### Material supplied
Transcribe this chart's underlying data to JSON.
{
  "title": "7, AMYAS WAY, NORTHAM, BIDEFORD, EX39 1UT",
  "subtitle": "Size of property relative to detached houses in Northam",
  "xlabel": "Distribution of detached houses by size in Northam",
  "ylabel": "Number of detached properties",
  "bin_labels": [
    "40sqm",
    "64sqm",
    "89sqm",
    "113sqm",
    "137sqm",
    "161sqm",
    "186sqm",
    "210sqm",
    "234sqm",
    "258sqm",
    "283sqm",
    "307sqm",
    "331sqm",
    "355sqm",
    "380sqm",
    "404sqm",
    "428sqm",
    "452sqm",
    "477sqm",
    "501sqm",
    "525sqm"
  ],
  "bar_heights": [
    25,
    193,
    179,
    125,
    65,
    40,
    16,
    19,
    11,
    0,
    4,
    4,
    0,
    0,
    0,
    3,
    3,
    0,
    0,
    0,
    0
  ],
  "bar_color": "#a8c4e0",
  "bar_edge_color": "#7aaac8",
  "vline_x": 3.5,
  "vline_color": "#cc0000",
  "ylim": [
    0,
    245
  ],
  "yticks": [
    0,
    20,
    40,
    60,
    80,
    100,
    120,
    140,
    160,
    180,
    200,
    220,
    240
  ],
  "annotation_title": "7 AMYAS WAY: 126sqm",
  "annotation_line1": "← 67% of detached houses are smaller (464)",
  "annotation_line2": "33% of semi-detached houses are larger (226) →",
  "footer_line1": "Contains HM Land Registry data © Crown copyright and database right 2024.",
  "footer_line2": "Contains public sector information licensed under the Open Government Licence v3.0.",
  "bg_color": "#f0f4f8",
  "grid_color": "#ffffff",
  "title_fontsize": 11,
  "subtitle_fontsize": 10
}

### Task requirements
Which lines hold the word "Contains"? Copy all of them.

### Task result
  "footer_line1": "Contains HM Land Registry data © Crown copyright and database right 2024.",
  "footer_line2": "Contains public sector information licensed under the Open Government Licence v3.0.",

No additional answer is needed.